[The request] Gather every line holding the string "left".

[Exercise data]
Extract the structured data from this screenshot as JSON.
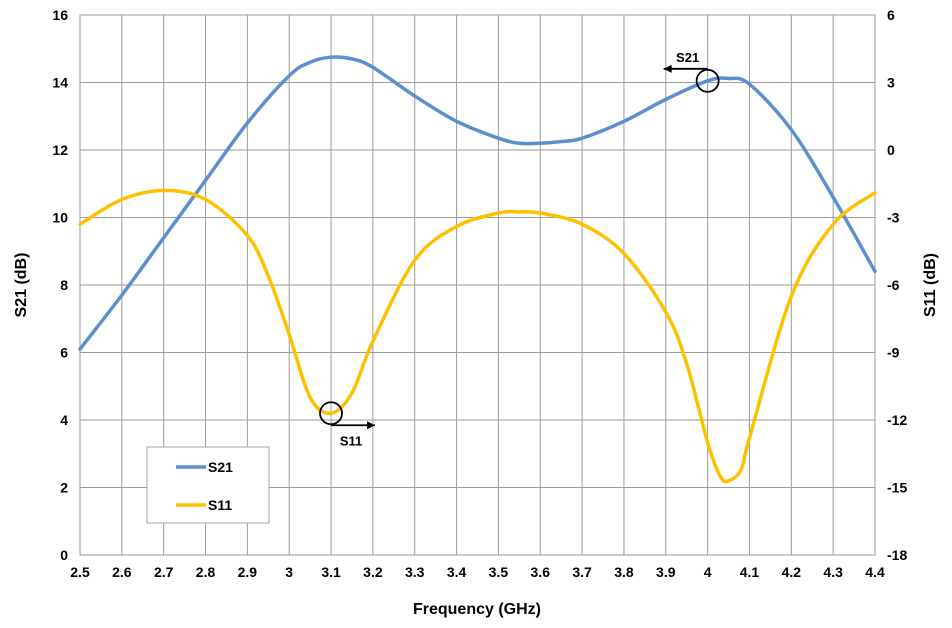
{
  "chart_data": {
    "type": "line",
    "xlabel": "Frequency (GHz)",
    "ylabel": "S21 (dB)",
    "y2label": "S11 (dB)",
    "xlim": [
      2.5,
      4.4
    ],
    "xticks": [
      2.5,
      2.6,
      2.7,
      2.8,
      2.9,
      3.0,
      3.1,
      3.2,
      3.3,
      3.4,
      3.5,
      3.6,
      3.7,
      3.8,
      3.9,
      4.0,
      4.1,
      4.2,
      4.3,
      4.4
    ],
    "xtick_labels": [
      "2.5",
      "2.6",
      "2.7",
      "2.8",
      "2.9",
      "3",
      "3.1",
      "3.2",
      "3.3",
      "3.4",
      "3.5",
      "3.6",
      "3.7",
      "3.8",
      "3.9",
      "4",
      "4.1",
      "4.2",
      "4.3",
      "4.4"
    ],
    "ylim": [
      0,
      16
    ],
    "yticks": [
      0,
      2,
      4,
      6,
      8,
      10,
      12,
      14,
      16
    ],
    "ytick_labels": [
      "0",
      "2",
      "4",
      "6",
      "8",
      "10",
      "12",
      "14",
      "16"
    ],
    "y2lim": [
      -18,
      6
    ],
    "y2ticks": [
      -18,
      -15,
      -12,
      -9,
      -6,
      -3,
      0,
      3,
      6
    ],
    "y2tick_labels": [
      "-18",
      "-15",
      "-12",
      "-9",
      "-6",
      "-3",
      "0",
      "3",
      "6"
    ],
    "grid": true,
    "legend": "lower-left",
    "series": [
      {
        "name": "S21",
        "axis": "left",
        "color": "#5B8FD0",
        "x": [
          2.5,
          2.6,
          2.7,
          2.8,
          2.9,
          3.0,
          3.05,
          3.1,
          3.15,
          3.2,
          3.3,
          3.4,
          3.5,
          3.55,
          3.6,
          3.65,
          3.7,
          3.8,
          3.9,
          4.0,
          4.05,
          4.1,
          4.2,
          4.3,
          4.4
        ],
        "values": [
          6.1,
          7.7,
          9.4,
          11.1,
          12.8,
          14.2,
          14.6,
          14.75,
          14.7,
          14.45,
          13.6,
          12.85,
          12.35,
          12.2,
          12.2,
          12.25,
          12.35,
          12.85,
          13.5,
          14.05,
          14.12,
          13.95,
          12.6,
          10.6,
          8.4
        ]
      },
      {
        "name": "S11",
        "axis": "right",
        "color": "#FFC000",
        "x": [
          2.5,
          2.6,
          2.7,
          2.8,
          2.9,
          2.95,
          3.0,
          3.05,
          3.1,
          3.15,
          3.2,
          3.3,
          3.4,
          3.5,
          3.55,
          3.6,
          3.7,
          3.8,
          3.9,
          3.95,
          4.0,
          4.03,
          4.05,
          4.08,
          4.1,
          4.2,
          4.3,
          4.4
        ],
        "values": [
          -3.3,
          -2.2,
          -1.8,
          -2.2,
          -3.8,
          -5.6,
          -8.2,
          -11.0,
          -11.7,
          -10.8,
          -8.5,
          -4.9,
          -3.4,
          -2.8,
          -2.75,
          -2.8,
          -3.3,
          -4.6,
          -7.2,
          -9.5,
          -13.0,
          -14.5,
          -14.7,
          -14.2,
          -12.8,
          -6.5,
          -3.3,
          -1.9
        ]
      }
    ],
    "annotations": [
      {
        "text": "S21",
        "x": 4.0,
        "y": 14.05,
        "axis": "left",
        "arrow": "left"
      },
      {
        "text": "S11",
        "x": 3.1,
        "y": -11.7,
        "axis": "right",
        "arrow": "right"
      }
    ]
  }
}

[Response to the task]
    "legend": "lower-left",
        "axis": "left",
        "axis": "left",
        "arrow": "left"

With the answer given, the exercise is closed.